▸ **What is being asked**
In the material below, the lines containing the word "document" are required; copy each of them.

[Begin Material provided]

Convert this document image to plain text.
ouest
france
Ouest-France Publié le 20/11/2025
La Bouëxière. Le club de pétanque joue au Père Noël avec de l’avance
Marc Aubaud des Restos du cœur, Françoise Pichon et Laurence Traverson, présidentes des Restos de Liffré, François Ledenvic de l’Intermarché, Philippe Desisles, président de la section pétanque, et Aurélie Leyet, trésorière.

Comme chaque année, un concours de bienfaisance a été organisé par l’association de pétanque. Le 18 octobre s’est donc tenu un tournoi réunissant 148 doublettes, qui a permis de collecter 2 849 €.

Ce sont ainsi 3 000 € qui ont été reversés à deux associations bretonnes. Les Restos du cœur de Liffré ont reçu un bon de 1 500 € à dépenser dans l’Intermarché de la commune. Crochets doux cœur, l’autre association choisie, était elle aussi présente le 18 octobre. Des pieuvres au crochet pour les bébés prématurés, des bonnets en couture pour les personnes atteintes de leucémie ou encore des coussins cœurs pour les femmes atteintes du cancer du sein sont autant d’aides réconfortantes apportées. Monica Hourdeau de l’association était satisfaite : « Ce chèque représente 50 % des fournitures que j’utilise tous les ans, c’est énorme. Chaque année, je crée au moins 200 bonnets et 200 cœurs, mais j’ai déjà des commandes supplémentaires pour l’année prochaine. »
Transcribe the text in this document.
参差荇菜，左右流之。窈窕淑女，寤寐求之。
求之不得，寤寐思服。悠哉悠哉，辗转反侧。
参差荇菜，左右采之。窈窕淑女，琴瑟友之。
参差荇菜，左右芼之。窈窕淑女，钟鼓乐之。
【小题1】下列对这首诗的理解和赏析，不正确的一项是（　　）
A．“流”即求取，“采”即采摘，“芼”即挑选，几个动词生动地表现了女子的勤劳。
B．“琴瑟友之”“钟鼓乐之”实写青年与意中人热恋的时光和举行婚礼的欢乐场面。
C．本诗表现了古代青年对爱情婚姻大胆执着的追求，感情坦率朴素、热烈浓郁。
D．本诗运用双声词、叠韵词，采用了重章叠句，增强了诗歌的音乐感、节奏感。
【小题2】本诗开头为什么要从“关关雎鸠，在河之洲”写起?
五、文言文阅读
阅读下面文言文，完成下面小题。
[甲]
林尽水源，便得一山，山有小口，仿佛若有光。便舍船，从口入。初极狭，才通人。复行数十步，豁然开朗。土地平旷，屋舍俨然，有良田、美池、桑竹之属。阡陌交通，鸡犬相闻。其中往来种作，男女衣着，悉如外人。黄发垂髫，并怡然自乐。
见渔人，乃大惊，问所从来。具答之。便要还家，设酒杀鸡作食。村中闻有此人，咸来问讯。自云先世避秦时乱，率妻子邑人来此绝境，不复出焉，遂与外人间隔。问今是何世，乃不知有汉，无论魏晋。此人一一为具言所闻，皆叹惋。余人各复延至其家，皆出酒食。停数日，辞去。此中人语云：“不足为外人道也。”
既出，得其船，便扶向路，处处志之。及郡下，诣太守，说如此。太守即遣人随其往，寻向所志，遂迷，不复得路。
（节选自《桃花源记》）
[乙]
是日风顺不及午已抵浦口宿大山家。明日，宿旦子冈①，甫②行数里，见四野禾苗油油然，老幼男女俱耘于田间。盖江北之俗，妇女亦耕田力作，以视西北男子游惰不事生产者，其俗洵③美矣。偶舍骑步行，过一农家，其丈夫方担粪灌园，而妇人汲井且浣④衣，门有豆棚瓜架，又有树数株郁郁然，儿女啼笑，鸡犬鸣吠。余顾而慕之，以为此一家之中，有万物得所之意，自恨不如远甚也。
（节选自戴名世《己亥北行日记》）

[End Material provided]

▸ **Full output**
Convert this document image to plain text.
Transcribe the text in this document.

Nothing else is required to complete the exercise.